### INSTRUCTIONS FOR THE TASK:
Restate every entry word for word.

-- start --

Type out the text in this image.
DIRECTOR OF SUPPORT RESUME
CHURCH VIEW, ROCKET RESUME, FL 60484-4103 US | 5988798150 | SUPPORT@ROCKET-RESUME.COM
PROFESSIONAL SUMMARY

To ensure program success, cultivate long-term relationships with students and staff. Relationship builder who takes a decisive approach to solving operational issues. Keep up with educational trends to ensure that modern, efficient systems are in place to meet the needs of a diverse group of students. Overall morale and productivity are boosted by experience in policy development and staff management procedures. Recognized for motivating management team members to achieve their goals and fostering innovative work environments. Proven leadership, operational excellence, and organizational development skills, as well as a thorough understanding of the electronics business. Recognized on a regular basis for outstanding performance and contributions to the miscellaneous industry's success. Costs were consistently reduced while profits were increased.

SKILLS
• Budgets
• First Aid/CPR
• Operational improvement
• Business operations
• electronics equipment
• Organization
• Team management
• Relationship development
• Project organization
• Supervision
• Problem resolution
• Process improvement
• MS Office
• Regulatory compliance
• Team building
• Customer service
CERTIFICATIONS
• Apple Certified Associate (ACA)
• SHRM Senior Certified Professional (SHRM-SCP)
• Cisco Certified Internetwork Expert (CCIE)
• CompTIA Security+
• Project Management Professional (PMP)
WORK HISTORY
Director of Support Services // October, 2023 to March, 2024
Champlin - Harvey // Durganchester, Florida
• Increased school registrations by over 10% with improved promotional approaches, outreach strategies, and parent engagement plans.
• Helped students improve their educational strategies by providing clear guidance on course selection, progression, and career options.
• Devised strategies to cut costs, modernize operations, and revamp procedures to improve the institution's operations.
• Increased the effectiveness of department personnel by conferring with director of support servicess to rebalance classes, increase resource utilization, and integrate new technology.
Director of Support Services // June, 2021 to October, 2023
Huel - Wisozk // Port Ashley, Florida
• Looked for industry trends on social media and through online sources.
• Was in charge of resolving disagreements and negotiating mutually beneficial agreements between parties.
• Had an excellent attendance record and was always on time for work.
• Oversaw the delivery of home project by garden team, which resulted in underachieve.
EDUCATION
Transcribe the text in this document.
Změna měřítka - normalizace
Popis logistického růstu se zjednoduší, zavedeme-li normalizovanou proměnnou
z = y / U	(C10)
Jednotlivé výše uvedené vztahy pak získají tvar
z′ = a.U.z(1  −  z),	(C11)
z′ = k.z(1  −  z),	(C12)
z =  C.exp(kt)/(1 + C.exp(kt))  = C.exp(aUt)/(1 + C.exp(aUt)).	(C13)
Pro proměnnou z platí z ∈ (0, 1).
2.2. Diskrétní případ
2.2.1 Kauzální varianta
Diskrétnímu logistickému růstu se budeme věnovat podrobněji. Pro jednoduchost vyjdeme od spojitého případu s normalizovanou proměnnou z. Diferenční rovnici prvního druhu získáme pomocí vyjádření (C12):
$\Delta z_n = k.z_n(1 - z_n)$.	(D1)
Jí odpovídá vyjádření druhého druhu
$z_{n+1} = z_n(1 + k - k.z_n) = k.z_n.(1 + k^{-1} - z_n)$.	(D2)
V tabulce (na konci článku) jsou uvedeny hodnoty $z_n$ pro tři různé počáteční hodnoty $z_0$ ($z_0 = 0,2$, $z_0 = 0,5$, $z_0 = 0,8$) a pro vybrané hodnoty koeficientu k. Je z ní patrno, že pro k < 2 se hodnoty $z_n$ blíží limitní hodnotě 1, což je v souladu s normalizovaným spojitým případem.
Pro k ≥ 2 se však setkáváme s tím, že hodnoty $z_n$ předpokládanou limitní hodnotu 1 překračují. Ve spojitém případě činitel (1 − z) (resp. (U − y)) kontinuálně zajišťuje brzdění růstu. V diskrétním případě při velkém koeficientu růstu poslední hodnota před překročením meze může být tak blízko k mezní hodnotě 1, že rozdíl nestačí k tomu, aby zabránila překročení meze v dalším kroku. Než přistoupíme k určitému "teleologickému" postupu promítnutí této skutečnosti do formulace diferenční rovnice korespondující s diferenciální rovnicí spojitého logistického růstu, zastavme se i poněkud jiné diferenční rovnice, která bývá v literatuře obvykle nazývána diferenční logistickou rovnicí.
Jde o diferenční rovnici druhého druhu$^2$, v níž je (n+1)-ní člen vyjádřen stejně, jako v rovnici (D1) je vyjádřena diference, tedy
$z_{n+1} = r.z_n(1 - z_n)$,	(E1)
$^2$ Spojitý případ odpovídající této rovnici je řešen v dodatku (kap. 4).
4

-- end --

### TASK RESULT:
Type out the text in this image.
DIRECTOR OF SUPPORT RESUME
CHURCH VIEW, ROCKET RESUME, FL 60484-4103 US | 5988798150 | SUPPORT@ROCKET-RESUME.COM
PROFESSIONAL SUMMARY

To ensure program success, cultivate long-term relationships with students and staff. Relationship builder who takes a decisive approach to solving operational issues. Keep up with educational trends to ensure that modern, efficient systems are in place to meet the needs of a diverse group of students. Overall morale and productivity are boosted by experience in policy development and staff management procedures. Recognized for motivating management team members to achieve their goals and fostering innovative work environments. Proven leadership, operational excellence, and organizational development skills, as well as a thorough understanding of the electronics business. Recognized on a regular basis for outstanding performance and contributions to the miscellaneous industry's success. Costs were consistently reduced while profits were increased.

SKILLS
• Budgets
• First Aid/CPR
• Operational improvement
• Business operations
• electronics equipment
• Organization
• Team management
• Relationship development
• Project organization
• Supervision
• Problem resolution
• Process improvement
• MS Office
• Regulatory compliance
• Team building
• Customer service
CERTIFICATIONS
• Apple Certified Associate (ACA)
• SHRM Senior Certified Professional (SHRM-SCP)
• Cisco Certified Internetwork Expert (CCIE)
• CompTIA Security+
• Project Management Professional (PMP)
WORK HISTORY
Director of Support Services // October, 2023 to March, 2024
Champlin - Harvey // Durganchester, Florida
• Increased school registrations by over 10% with improved promotional approaches, outreach strategies, and parent engagement plans.
• Helped students improve their educational strategies by providing clear guidance on course selection, progression, and career options.
• Devised strategies to cut costs, modernize operations, and revamp procedures to improve the institution's operations.
• Increased the effectiveness of department personnel by conferring with director of support servicess to rebalance classes, increase resource utilization, and integrate new technology.
Director of Support Services // June, 2021 to October, 2023
Huel - Wisozk // Port Ashley, Florida
• Looked for industry trends on social media and through online sources.
• Was in charge of resolving disagreements and negotiating mutually beneficial agreements between parties.
• Had an excellent attendance record and was always on time for work.
• Oversaw the delivery of home project by garden team, which resulted in underachieve.
EDUCATION
Transcribe the text in this document.
Změna měřítka - normalizace
Popis logistického růstu se zjednoduší, zavedeme-li normalizovanou proměnnou
z = y / U	(C10)
Jednotlivé výše uvedené vztahy pak získají tvar
z′ = a.U.z(1  −  z),	(C11)
z′ = k.z(1  −  z),	(C12)
z =  C.exp(kt)/(1 + C.exp(kt))  = C.exp(aUt)/(1 + C.exp(aUt)).	(C13)
Pro proměnnou z platí z ∈ (0, 1).
2.2. Diskrétní případ
2.2.1 Kauzální varianta
Diskrétnímu logistickému růstu se budeme věnovat podrobněji. Pro jednoduchost vyjdeme od spojitého případu s normalizovanou proměnnou z. Diferenční rovnici prvního druhu získáme pomocí vyjádření (C12):
$\Delta z_n = k.z_n(1 - z_n)$.	(D1)
Jí odpovídá vyjádření druhého druhu
$z_{n+1} = z_n(1 + k - k.z_n) = k.z_n.(1 + k^{-1} - z_n)$.	(D2)
V tabulce (na konci článku) jsou uvedeny hodnoty $z_n$ pro tři různé počáteční hodnoty $z_0$ ($z_0 = 0,2$, $z_0 = 0,5$, $z_0 = 0,8$) a pro vybrané hodnoty koeficientu k. Je z ní patrno, že pro k < 2 se hodnoty $z_n$ blíží limitní hodnotě 1, což je v souladu s normalizovaným spojitým případem.
Pro k ≥ 2 se však setkáváme s tím, že hodnoty $z_n$ předpokládanou limitní hodnotu 1 překračují. Ve spojitém případě činitel (1 − z) (resp. (U − y)) kontinuálně zajišťuje brzdění růstu. V diskrétním případě při velkém koeficientu růstu poslední hodnota před překročením meze může být tak blízko k mezní hodnotě 1, že rozdíl nestačí k tomu, aby zabránila překročení meze v dalším kroku. Než přistoupíme k určitému "teleologickému" postupu promítnutí této skutečnosti do formulace diferenční rovnice korespondující s diferenciální rovnicí spojitého logistického růstu, zastavme se i poněkud jiné diferenční rovnice, která bývá v literatuře obvykle nazývána diferenční logistickou rovnicí.
Jde o diferenční rovnici druhého druhu$^2$, v níž je (n+1)-ní člen vyjádřen stejně, jako v rovnici (D1) je vyjádřena diference, tedy
$z_{n+1} = r.z_n(1 - z_n)$,	(E1)
$^2$ Spojitý případ odpovídající této rovnici je řešen v dodatku (kap. 4).
4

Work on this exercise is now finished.